--- START Given records ---
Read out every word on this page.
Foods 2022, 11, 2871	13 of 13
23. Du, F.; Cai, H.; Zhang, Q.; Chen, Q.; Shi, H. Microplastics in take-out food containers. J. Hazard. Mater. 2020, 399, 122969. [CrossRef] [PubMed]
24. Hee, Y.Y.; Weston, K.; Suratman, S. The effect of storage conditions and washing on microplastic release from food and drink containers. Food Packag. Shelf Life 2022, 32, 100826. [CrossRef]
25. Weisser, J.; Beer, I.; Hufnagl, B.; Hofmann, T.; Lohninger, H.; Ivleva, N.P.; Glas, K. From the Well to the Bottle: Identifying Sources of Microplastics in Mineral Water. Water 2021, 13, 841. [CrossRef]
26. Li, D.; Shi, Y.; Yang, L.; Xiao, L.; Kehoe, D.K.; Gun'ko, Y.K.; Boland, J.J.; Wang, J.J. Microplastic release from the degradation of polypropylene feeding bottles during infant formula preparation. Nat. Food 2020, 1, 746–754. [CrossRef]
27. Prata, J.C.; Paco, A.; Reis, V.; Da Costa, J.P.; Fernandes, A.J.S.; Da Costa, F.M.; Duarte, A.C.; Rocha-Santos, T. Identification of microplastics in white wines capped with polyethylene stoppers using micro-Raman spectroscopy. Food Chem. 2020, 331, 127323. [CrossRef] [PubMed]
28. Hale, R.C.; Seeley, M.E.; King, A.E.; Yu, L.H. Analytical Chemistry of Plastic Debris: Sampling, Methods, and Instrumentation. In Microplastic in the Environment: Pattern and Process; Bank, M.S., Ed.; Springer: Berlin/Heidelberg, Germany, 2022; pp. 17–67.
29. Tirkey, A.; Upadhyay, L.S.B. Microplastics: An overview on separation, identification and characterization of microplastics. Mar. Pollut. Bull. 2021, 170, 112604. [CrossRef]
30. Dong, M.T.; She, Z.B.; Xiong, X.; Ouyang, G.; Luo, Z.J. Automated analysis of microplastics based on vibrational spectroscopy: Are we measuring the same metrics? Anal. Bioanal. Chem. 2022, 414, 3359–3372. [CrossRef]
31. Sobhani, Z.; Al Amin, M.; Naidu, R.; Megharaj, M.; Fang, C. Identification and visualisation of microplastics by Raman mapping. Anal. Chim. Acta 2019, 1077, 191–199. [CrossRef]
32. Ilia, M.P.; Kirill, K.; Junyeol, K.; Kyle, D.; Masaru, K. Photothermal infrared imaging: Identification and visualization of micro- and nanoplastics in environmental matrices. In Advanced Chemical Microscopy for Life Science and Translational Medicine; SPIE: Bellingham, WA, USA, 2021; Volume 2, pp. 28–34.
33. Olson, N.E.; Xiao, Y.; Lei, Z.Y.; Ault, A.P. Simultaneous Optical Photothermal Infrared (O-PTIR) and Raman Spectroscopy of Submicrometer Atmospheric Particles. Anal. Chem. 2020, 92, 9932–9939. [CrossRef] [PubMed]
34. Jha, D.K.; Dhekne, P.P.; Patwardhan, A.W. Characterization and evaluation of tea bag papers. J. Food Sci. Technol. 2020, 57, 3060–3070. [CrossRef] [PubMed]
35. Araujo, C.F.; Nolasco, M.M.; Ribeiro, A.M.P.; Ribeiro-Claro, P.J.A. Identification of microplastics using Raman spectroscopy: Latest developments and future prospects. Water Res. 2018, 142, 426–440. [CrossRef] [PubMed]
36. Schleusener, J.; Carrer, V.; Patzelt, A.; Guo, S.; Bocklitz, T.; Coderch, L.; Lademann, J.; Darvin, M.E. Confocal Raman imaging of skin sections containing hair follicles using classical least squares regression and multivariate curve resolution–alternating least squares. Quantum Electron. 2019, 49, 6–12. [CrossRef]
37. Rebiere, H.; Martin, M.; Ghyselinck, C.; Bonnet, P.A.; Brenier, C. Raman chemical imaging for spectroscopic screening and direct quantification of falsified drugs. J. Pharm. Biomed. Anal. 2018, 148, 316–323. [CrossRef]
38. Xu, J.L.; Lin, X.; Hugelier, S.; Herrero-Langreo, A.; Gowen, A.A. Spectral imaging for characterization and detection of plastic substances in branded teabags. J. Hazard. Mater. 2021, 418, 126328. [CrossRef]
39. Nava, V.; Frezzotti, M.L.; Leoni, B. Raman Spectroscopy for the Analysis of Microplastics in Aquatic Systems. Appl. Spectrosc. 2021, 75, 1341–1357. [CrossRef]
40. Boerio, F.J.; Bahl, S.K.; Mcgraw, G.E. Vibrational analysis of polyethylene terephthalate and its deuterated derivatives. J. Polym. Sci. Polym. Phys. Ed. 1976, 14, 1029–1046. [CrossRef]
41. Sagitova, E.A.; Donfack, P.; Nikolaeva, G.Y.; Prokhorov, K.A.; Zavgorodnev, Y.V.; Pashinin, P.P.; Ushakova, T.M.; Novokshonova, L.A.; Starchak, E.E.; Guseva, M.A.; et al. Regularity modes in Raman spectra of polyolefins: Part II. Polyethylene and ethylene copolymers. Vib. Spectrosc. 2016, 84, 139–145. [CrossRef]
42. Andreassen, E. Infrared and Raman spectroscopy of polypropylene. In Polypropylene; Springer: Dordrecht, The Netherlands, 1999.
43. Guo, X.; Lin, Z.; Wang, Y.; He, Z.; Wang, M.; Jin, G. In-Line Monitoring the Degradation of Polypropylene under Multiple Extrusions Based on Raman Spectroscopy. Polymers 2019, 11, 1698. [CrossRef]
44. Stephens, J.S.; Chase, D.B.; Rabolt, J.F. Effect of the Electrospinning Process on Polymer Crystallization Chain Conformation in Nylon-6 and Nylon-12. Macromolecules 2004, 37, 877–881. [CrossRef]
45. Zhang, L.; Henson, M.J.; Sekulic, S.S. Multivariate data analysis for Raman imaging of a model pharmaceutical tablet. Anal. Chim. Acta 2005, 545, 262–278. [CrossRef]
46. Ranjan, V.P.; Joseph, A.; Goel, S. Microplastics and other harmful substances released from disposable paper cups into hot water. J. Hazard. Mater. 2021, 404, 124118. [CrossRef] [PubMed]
--- END Given records ---
Copy all the lines, exactly.

Solved exercise:
Read out every word on this page.
Foods 2022, 11, 2871	13 of 13
23. Du, F.; Cai, H.; Zhang, Q.; Chen, Q.; Shi, H. Microplastics in take-out food containers. J. Hazard. Mater. 2020, 399, 122969. [CrossRef] [PubMed]
24. Hee, Y.Y.; Weston, K.; Suratman, S. The effect of storage conditions and washing on microplastic release from food and drink containers. Food Packag. Shelf Life 2022, 32, 100826. [CrossRef]
25. Weisser, J.; Beer, I.; Hufnagl, B.; Hofmann, T.; Lohninger, H.; Ivleva, N.P.; Glas, K. From the Well to the Bottle: Identifying Sources of Microplastics in Mineral Water. Water 2021, 13, 841. [CrossRef]
26. Li, D.; Shi, Y.; Yang, L.; Xiao, L.; Kehoe, D.K.; Gun'ko, Y.K.; Boland, J.J.; Wang, J.J. Microplastic release from the degradation of polypropylene feeding bottles during infant formula preparation. Nat. Food 2020, 1, 746–754. [CrossRef]
27. Prata, J.C.; Paco, A.; Reis, V.; Da Costa, J.P.; Fernandes, A.J.S.; Da Costa, F.M.; Duarte, A.C.; Rocha-Santos, T. Identification of microplastics in white wines capped with polyethylene stoppers using micro-Raman spectroscopy. Food Chem. 2020, 331, 127323. [CrossRef] [PubMed]
28. Hale, R.C.; Seeley, M.E.; King, A.E.; Yu, L.H. Analytical Chemistry of Plastic Debris: Sampling, Methods, and Instrumentation. In Microplastic in the Environment: Pattern and Process; Bank, M.S., Ed.; Springer: Berlin/Heidelberg, Germany, 2022; pp. 17–67.
29. Tirkey, A.; Upadhyay, L.S.B. Microplastics: An overview on separation, identification and characterization of microplastics. Mar. Pollut. Bull. 2021, 170, 112604. [CrossRef]
30. Dong, M.T.; She, Z.B.; Xiong, X.; Ouyang, G.; Luo, Z.J. Automated analysis of microplastics based on vibrational spectroscopy: Are we measuring the same metrics? Anal. Bioanal. Chem. 2022, 414, 3359–3372. [CrossRef]
31. Sobhani, Z.; Al Amin, M.; Naidu, R.; Megharaj, M.; Fang, C. Identification and visualisation of microplastics by Raman mapping. Anal. Chim. Acta 2019, 1077, 191–199. [CrossRef]
32. Ilia, M.P.; Kirill, K.; Junyeol, K.; Kyle, D.; Masaru, K. Photothermal infrared imaging: Identification and visualization of micro- and nanoplastics in environmental matrices. In Advanced Chemical Microscopy for Life Science and Translational Medicine; SPIE: Bellingham, WA, USA, 2021; Volume 2, pp. 28–34.
33. Olson, N.E.; Xiao, Y.; Lei, Z.Y.; Ault, A.P. Simultaneous Optical Photothermal Infrared (O-PTIR) and Raman Spectroscopy of Submicrometer Atmospheric Particles. Anal. Chem. 2020, 92, 9932–9939. [CrossRef] [PubMed]
34. Jha, D.K.; Dhekne, P.P.; Patwardhan, A.W. Characterization and evaluation of tea bag papers. J. Food Sci. Technol. 2020, 57, 3060–3070. [CrossRef] [PubMed]
35. Araujo, C.F.; Nolasco, M.M.; Ribeiro, A.M.P.; Ribeiro-Claro, P.J.A. Identification of microplastics using Raman spectroscopy: Latest developments and future prospects. Water Res. 2018, 142, 426–440. [CrossRef] [PubMed]
36. Schleusener, J.; Carrer, V.; Patzelt, A.; Guo, S.; Bocklitz, T.; Coderch, L.; Lademann, J.; Darvin, M.E. Confocal Raman imaging of skin sections containing hair follicles using classical least squares regression and multivariate curve resolution–alternating least squares. Quantum Electron. 2019, 49, 6–12. [CrossRef]
37. Rebiere, H.; Martin, M.; Ghyselinck, C.; Bonnet, P.A.; Brenier, C. Raman chemical imaging for spectroscopic screening and direct quantification of falsified drugs. J. Pharm. Biomed. Anal. 2018, 148, 316–323. [CrossRef]
38. Xu, J.L.; Lin, X.; Hugelier, S.; Herrero-Langreo, A.; Gowen, A.A. Spectral imaging for characterization and detection of plastic substances in branded teabags. J. Hazard. Mater. 2021, 418, 126328. [CrossRef]
39. Nava, V.; Frezzotti, M.L.; Leoni, B. Raman Spectroscopy for the Analysis of Microplastics in Aquatic Systems. Appl. Spectrosc. 2021, 75, 1341–1357. [CrossRef]
40. Boerio, F.J.; Bahl, S.K.; Mcgraw, G.E. Vibrational analysis of polyethylene terephthalate and its deuterated derivatives. J. Polym. Sci. Polym. Phys. Ed. 1976, 14, 1029–1046. [CrossRef]
41. Sagitova, E.A.; Donfack, P.; Nikolaeva, G.Y.; Prokhorov, K.A.; Zavgorodnev, Y.V.; Pashinin, P.P.; Ushakova, T.M.; Novokshonova, L.A.; Starchak, E.E.; Guseva, M.A.; et al. Regularity modes in Raman spectra of polyolefins: Part II. Polyethylene and ethylene copolymers. Vib. Spectrosc. 2016, 84, 139–145. [CrossRef]
42. Andreassen, E. Infrared and Raman spectroscopy of polypropylene. In Polypropylene; Springer: Dordrecht, The Netherlands, 1999.
43. Guo, X.; Lin, Z.; Wang, Y.; He, Z.; Wang, M.; Jin, G. In-Line Monitoring the Degradation of Polypropylene under Multiple Extrusions Based on Raman Spectroscopy. Polymers 2019, 11, 1698. [CrossRef]
44. Stephens, J.S.; Chase, D.B.; Rabolt, J.F. Effect of the Electrospinning Process on Polymer Crystallization Chain Conformation in Nylon-6 and Nylon-12. Macromolecules 2004, 37, 877–881. [CrossRef]
45. Zhang, L.; Henson, M.J.; Sekulic, S.S. Multivariate data analysis for Raman imaging of a model pharmaceutical tablet. Anal. Chim. Acta 2005, 545, 262–278. [CrossRef]
46. Ranjan, V.P.; Joseph, A.; Goel, S. Microplastics and other harmful substances released from disposable paper cups into hot water. J. Hazard. Mater. 2021, 404, 124118. [CrossRef] [PubMed]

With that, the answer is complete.